- _WORK INSTRUCTIONS_
Your task is to print all of the data word for word.

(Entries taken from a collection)
==================================================
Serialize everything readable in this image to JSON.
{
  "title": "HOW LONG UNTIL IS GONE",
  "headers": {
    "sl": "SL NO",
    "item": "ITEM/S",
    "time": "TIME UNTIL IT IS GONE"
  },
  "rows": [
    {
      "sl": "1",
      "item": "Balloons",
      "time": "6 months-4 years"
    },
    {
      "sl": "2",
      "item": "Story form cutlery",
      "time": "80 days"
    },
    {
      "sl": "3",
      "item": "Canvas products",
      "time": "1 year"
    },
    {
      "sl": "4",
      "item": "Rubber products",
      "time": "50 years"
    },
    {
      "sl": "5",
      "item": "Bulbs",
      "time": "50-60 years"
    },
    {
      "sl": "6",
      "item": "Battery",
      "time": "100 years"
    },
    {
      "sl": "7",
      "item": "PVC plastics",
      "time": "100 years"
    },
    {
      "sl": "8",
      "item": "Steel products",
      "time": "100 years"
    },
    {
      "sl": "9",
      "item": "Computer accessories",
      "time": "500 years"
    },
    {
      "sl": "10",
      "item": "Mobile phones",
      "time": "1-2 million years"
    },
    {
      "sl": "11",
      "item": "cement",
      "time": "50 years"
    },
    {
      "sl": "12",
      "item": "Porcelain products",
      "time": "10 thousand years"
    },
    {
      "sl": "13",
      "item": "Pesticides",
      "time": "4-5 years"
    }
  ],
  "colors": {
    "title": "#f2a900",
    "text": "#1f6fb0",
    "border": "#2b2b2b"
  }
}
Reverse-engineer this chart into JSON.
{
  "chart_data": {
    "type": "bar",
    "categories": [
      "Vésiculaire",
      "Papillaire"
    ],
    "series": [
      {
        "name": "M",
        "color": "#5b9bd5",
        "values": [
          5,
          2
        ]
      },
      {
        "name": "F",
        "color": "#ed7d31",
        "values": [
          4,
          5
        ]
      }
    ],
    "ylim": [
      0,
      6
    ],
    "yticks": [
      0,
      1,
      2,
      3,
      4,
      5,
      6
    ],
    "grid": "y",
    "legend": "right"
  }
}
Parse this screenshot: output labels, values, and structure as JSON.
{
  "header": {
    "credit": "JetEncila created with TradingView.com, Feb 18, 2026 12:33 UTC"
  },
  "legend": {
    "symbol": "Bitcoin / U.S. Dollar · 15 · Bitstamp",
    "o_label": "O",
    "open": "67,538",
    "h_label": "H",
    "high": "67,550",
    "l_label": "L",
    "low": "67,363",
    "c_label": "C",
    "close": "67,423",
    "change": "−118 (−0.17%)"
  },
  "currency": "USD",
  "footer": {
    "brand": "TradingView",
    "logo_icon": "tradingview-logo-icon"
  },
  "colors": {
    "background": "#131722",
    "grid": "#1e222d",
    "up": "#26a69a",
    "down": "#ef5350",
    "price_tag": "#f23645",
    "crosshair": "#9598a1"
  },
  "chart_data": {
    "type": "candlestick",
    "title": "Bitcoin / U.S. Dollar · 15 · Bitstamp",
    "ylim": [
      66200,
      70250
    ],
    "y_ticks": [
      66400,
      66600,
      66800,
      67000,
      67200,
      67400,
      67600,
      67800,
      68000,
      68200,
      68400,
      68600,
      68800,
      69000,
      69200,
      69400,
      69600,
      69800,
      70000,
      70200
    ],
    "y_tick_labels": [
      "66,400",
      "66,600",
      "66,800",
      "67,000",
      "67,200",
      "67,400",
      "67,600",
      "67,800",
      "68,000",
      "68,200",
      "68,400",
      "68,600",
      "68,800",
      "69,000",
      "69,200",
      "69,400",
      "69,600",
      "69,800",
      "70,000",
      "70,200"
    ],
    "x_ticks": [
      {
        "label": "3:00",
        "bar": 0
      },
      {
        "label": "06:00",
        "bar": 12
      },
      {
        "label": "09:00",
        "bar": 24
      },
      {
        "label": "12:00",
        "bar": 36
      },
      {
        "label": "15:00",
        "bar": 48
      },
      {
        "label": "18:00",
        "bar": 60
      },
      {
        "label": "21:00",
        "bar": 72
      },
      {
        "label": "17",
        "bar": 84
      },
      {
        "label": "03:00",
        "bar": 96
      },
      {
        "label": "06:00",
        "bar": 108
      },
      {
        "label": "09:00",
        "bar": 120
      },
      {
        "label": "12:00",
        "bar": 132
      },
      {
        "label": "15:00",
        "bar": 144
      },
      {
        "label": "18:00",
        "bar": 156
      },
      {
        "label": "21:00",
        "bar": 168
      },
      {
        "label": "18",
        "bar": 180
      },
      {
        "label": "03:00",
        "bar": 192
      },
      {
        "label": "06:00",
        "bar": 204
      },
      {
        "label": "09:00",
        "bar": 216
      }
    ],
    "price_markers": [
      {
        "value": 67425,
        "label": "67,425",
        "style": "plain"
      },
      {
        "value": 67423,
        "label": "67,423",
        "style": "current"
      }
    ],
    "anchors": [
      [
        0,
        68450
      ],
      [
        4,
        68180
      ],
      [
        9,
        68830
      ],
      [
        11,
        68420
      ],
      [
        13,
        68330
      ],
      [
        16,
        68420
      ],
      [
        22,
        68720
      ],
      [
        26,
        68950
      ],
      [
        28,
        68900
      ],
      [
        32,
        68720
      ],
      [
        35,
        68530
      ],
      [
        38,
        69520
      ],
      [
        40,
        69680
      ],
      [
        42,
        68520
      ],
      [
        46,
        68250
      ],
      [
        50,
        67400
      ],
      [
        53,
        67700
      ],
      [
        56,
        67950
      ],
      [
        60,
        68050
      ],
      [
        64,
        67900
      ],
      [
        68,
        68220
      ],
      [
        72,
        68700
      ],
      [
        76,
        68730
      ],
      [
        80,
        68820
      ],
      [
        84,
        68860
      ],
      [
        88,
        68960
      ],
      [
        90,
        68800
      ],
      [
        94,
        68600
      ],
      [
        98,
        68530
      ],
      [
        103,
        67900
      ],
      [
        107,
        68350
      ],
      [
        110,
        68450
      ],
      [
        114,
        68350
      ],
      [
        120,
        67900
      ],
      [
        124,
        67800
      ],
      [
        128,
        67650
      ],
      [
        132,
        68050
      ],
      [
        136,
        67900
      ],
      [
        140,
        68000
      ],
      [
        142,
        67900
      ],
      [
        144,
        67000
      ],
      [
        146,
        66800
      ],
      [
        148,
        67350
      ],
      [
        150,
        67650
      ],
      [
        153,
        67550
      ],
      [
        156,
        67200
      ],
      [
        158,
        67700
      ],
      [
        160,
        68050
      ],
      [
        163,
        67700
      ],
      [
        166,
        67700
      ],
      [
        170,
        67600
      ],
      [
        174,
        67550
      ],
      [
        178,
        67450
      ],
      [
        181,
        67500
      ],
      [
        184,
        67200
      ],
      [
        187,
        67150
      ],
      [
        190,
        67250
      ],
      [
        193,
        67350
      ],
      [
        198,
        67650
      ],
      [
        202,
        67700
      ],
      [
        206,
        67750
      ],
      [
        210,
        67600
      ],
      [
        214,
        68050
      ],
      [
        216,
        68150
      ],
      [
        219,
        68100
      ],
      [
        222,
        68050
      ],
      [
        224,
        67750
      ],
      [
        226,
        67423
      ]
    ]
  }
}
==================================================
- _ANSWER IN FULL_
Serialize everything readable in this image to JSON.
{
  "title": "HOW LONG UNTIL IS GONE",
  "headers": {
    "sl": "SL NO",
    "item": "ITEM/S",
    "time": "TIME UNTIL IT IS GONE"
  },
  "rows": [
    {
      "sl": "1",
      "item": "Balloons",
      "time": "6 months-4 years"
    },
    {
      "sl": "2",
      "item": "Story form cutlery",
      "time": "80 days"
    },
    {
      "sl": "3",
      "item": "Canvas products",
      "time": "1 year"
    },
    {
      "sl": "4",
      "item": "Rubber products",
      "time": "50 years"
    },
    {
      "sl": "5",
      "item": "Bulbs",
      "time": "50-60 years"
    },
    {
      "sl": "6",
      "item": "Battery",
      "time": "100 years"
    },
    {
      "sl": "7",
      "item": "PVC plastics",
      "time": "100 years"
    },
    {
      "sl": "8",
      "item": "Steel products",
      "time": "100 years"
    },
    {
      "sl": "9",
      "item": "Computer accessories",
      "time": "500 years"
    },
    {
      "sl": "10",
      "item": "Mobile phones",
      "time": "1-2 million years"
    },
    {
      "sl": "11",
      "item": "cement",
      "time": "50 years"
    },
    {
      "sl": "12",
      "item": "Porcelain products",
      "time": "10 thousand years"
    },
    {
      "sl": "13",
      "item": "Pesticides",
      "time": "4-5 years"
    }
  ],
  "colors": {
    "title": "#f2a900",
    "text": "#1f6fb0",
    "border": "#2b2b2b"
  }
}
Reverse-engineer this chart into JSON.
{
  "chart_data": {
    "type": "bar",
    "categories": [
      "Vésiculaire",
      "Papillaire"
    ],
    "series": [
      {
        "name": "M",
        "color": "#5b9bd5",
        "values": [
          5,
          2
        ]
      },
      {
        "name": "F",
        "color": "#ed7d31",
        "values": [
          4,
          5
        ]
      }
    ],
    "ylim": [
      0,
      6
    ],
    "yticks": [
      0,
      1,
      2,
      3,
      4,
      5,
      6
    ],
    "grid": "y",
    "legend": "right"
  }
}
Parse this screenshot: output labels, values, and structure as JSON.
{
  "header": {
    "credit": "JetEncila created with TradingView.com, Feb 18, 2026 12:33 UTC"
  },
  "legend": {
    "symbol": "Bitcoin / U.S. Dollar · 15 · Bitstamp",
    "o_label": "O",
    "open": "67,538",
    "h_label": "H",
    "high": "67,550",
    "l_label": "L",
    "low": "67,363",
    "c_label": "C",
    "close": "67,423",
    "change": "−118 (−0.17%)"
  },
  "currency": "USD",
  "footer": {
    "brand": "TradingView",
    "logo_icon": "tradingview-logo-icon"
  },
  "colors": {
    "background": "#131722",
    "grid": "#1e222d",
    "up": "#26a69a",
    "down": "#ef5350",
    "price_tag": "#f23645",
    "crosshair": "#9598a1"
  },
  "chart_data": {
    "type": "candlestick",
    "title": "Bitcoin / U.S. Dollar · 15 · Bitstamp",
    "ylim": [
      66200,
      70250
    ],
    "y_ticks": [
      66400,
      66600,
      66800,
      67000,
      67200,
      67400,
      67600,
      67800,
      68000,
      68200,
      68400,
      68600,
      68800,
      69000,
      69200,
      69400,
      69600,
      69800,
      70000,
      70200
    ],
    "y_tick_labels": [
      "66,400",
      "66,600",
      "66,800",
      "67,000",
      "67,200",
      "67,400",
      "67,600",
      "67,800",
      "68,000",
      "68,200",
      "68,400",
      "68,600",
      "68,800",
      "69,000",
      "69,200",
      "69,400",
      "69,600",
      "69,800",
      "70,000",
      "70,200"
    ],
    "x_ticks": [
      {
        "label": "3:00",
        "bar": 0
      },
      {
        "label": "06:00",
        "bar": 12
      },
      {
        "label": "09:00",
        "bar": 24
      },
      {
        "label": "12:00",
        "bar": 36
      },
      {
        "label": "15:00",
        "bar": 48
      },
      {
        "label": "18:00",
        "bar": 60
      },
      {
        "label": "21:00",
        "bar": 72
      },
      {
        "label": "17",
        "bar": 84
      },
      {
        "label": "03:00",
        "bar": 96
      },
      {
        "label": "06:00",
        "bar": 108
      },
      {
        "label": "09:00",
        "bar": 120
      },
      {
        "label": "12:00",
        "bar": 132
      },
      {
        "label": "15:00",
        "bar": 144
      },
      {
        "label": "18:00",
        "bar": 156
      },
      {
        "label": "21:00",
        "bar": 168
      },
      {
        "label": "18",
        "bar": 180
      },
      {
        "label": "03:00",
        "bar": 192
      },
      {
        "label": "06:00",
        "bar": 204
      },
      {
        "label": "09:00",
        "bar": 216
      }
    ],
    "price_markers": [
      {
        "value": 67425,
        "label": "67,425",
        "style": "plain"
      },
      {
        "value": 67423,
        "label": "67,423",
        "style": "current"
      }
    ],
    "anchors": [
      [
        0,
        68450
      ],
      [
        4,
        68180
      ],
      [
        9,
        68830
      ],
      [
        11,
        68420
      ],
      [
        13,
        68330
      ],
      [
        16,
        68420
      ],
      [
        22,
        68720
      ],
      [
        26,
        68950
      ],
      [
        28,
        68900
      ],
      [
        32,
        68720
      ],
      [
        35,
        68530
      ],
      [
        38,
        69520
      ],
      [
        40,
        69680
      ],
      [
        42,
        68520
      ],
      [
        46,
        68250
      ],
      [
        50,
        67400
      ],
      [
        53,
        67700
      ],
      [
        56,
        67950
      ],
      [
        60,
        68050
      ],
      [
        64,
        67900
      ],
      [
        68,
        68220
      ],
      [
        72,
        68700
      ],
      [
        76,
        68730
      ],
      [
        80,
        68820
      ],
      [
        84,
        68860
      ],
      [
        88,
        68960
      ],
      [
        90,
        68800
      ],
      [
        94,
        68600
      ],
      [
        98,
        68530
      ],
      [
        103,
        67900
      ],
      [
        107,
        68350
      ],
      [
        110,
        68450
      ],
      [
        114,
        68350
      ],
      [
        120,
        67900
      ],
      [
        124,
        67800
      ],
      [
        128,
        67650
      ],
      [
        132,
        68050
      ],
      [
        136,
        67900
      ],
      [
        140,
        68000
      ],
      [
        142,
        67900
      ],
      [
        144,
        67000
      ],
      [
        146,
        66800
      ],
      [
        148,
        67350
      ],
      [
        150,
        67650
      ],
      [
        153,
        67550
      ],
      [
        156,
        67200
      ],
      [
        158,
        67700
      ],
      [
        160,
        68050
      ],
      [
        163,
        67700
      ],
      [
        166,
        67700
      ],
      [
        170,
        67600
      ],
      [
        174,
        67550
      ],
      [
        178,
        67450
      ],
      [
        181,
        67500
      ],
      [
        184,
        67200
      ],
      [
        187,
        67150
      ],
      [
        190,
        67250
      ],
      [
        193,
        67350
      ],
      [
        198,
        67650
      ],
      [
        202,
        67700
      ],
      [
        206,
        67750
      ],
      [
        210,
        67600
      ],
      [
        214,
        68050
      ],
      [
        216,
        68150
      ],
      [
        219,
        68100
      ],
      [
        222,
        68050
      ],
      [
        224,
        67750
      ],
      [
        226,
        67423
      ]
    ]
  }
}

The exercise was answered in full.